§ Task directions
Search the data below for the word "this" and copy each line that holds it.

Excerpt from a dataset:
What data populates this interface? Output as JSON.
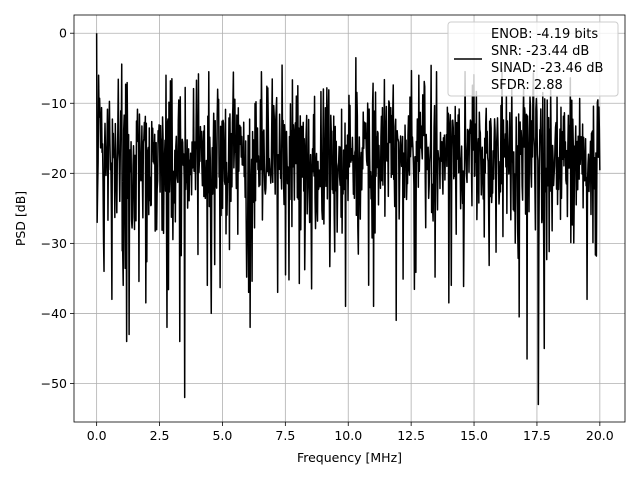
{
  "chart_data": {
    "type": "line",
    "title": "",
    "xlabel": "Frequency [MHz]",
    "ylabel": "PSD [dB]",
    "xlim": [
      -0.9,
      21.0
    ],
    "ylim": [
      -55.5,
      2.6
    ],
    "xticks": [
      0.0,
      2.5,
      5.0,
      7.5,
      10.0,
      12.5,
      15.0,
      17.5,
      20.0
    ],
    "xtick_labels": [
      "0.0",
      "2.5",
      "5.0",
      "7.5",
      "10.0",
      "12.5",
      "15.0",
      "17.5",
      "20.0"
    ],
    "yticks": [
      0,
      -10,
      -20,
      -30,
      -40,
      -50
    ],
    "ytick_labels": [
      "0",
      "−10",
      "−20",
      "−30",
      "−40",
      "−50"
    ],
    "grid": true,
    "legend_position": "top-right",
    "legend_lines": [
      "ENOB: -4.19 bits",
      "SNR: -23.44 dB",
      "SINAD: -23.46 dB",
      "SFDR: 2.88"
    ],
    "series": [
      {
        "color": "#000000",
        "x_range": [
          0.0,
          20.0
        ],
        "points": 1024,
        "description_stats": {
          "peak_at_zero_db": 0,
          "typical_max_db": -8,
          "typical_min_db": -27,
          "typical_mean_db": -16
        },
        "notable_points": [
          {
            "x": 0.0,
            "y": 0.0
          },
          {
            "x": 0.08,
            "y": -6
          },
          {
            "x": 0.3,
            "y": -34
          },
          {
            "x": 0.6,
            "y": -38
          },
          {
            "x": 1.05,
            "y": -36
          },
          {
            "x": 1.2,
            "y": -44
          },
          {
            "x": 1.3,
            "y": -43
          },
          {
            "x": 1.95,
            "y": -38.5
          },
          {
            "x": 2.75,
            "y": -34
          },
          {
            "x": 2.75,
            "y": -6
          },
          {
            "x": 3.0,
            "y": -6.5
          },
          {
            "x": 3.3,
            "y": -44
          },
          {
            "x": 2.8,
            "y": -42
          },
          {
            "x": 3.5,
            "y": -52
          },
          {
            "x": 4.4,
            "y": -37
          },
          {
            "x": 4.45,
            "y": -5.5
          },
          {
            "x": 4.4,
            "y": -36
          },
          {
            "x": 4.55,
            "y": -40
          },
          {
            "x": 6.1,
            "y": -42
          },
          {
            "x": 6.05,
            "y": -37
          },
          {
            "x": 6.55,
            "y": -5.5
          },
          {
            "x": 7.2,
            "y": -37
          },
          {
            "x": 8.0,
            "y": -7.5
          },
          {
            "x": 8.55,
            "y": -36.5
          },
          {
            "x": 9.9,
            "y": -39
          },
          {
            "x": 10.3,
            "y": -3.5
          },
          {
            "x": 11.0,
            "y": -39
          },
          {
            "x": 11.9,
            "y": -41
          },
          {
            "x": 12.8,
            "y": -6
          },
          {
            "x": 13.5,
            "y": -5.5
          },
          {
            "x": 14.0,
            "y": -38.5
          },
          {
            "x": 14.1,
            "y": -36
          },
          {
            "x": 16.8,
            "y": -40.5
          },
          {
            "x": 17.1,
            "y": -46.5
          },
          {
            "x": 17.55,
            "y": -53
          },
          {
            "x": 17.8,
            "y": -45
          },
          {
            "x": 19.5,
            "y": -38
          }
        ]
      }
    ]
  }
}
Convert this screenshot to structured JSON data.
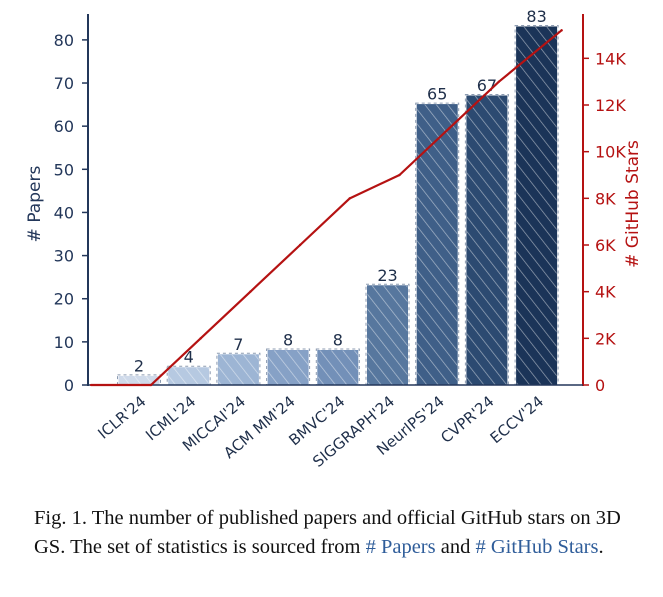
{
  "chart_data": {
    "type": "bar",
    "categories": [
      "ICLR'24",
      "ICML'24",
      "MICCAI'24",
      "ACM MM'24",
      "BMVC'24",
      "SIGGRAPH'24",
      "NeurIPS'24",
      "CVPR'24",
      "ECCV'24"
    ],
    "series": [
      {
        "name": "# Papers",
        "type": "bar",
        "axis": "left",
        "values": [
          2,
          4,
          7,
          8,
          8,
          23,
          65,
          67,
          83
        ]
      },
      {
        "name": "# GitHub Stars",
        "type": "line",
        "axis": "right",
        "values": [
          0,
          2000,
          4000,
          6000,
          8000,
          9000,
          11000,
          13000,
          15200
        ]
      }
    ],
    "ylabel": "# Papers",
    "ylim": [
      0,
      86
    ],
    "yticks": [
      "0",
      "10",
      "20",
      "30",
      "40",
      "50",
      "60",
      "70",
      "80"
    ],
    "y2label": "# GitHub Stars",
    "y2lim": [
      0,
      15900
    ],
    "y2ticks": [
      "0",
      "2K",
      "4K",
      "6K",
      "8K",
      "10K",
      "12K",
      "14K"
    ],
    "colors": {
      "bars": [
        "#cfdaea",
        "#b6c9e1",
        "#9db5d4",
        "#86a1c6",
        "#7390b8",
        "#57779e",
        "#3f5f88",
        "#2c4a71",
        "#1b3458"
      ],
      "axis_left": "#23375a",
      "line": "#b51212"
    }
  },
  "caption": {
    "prefix": "Fig. 1.",
    "text": "The number of published papers and official GitHub stars on 3D GS. The set of statistics is sourced from",
    "link1": "# Papers",
    "joiner": "and",
    "link2": "# GitHub Stars",
    "suffix": "."
  }
}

§ Written response
What data populates this interface? Output as JSON.
Convert this screenshot to structured JSON data.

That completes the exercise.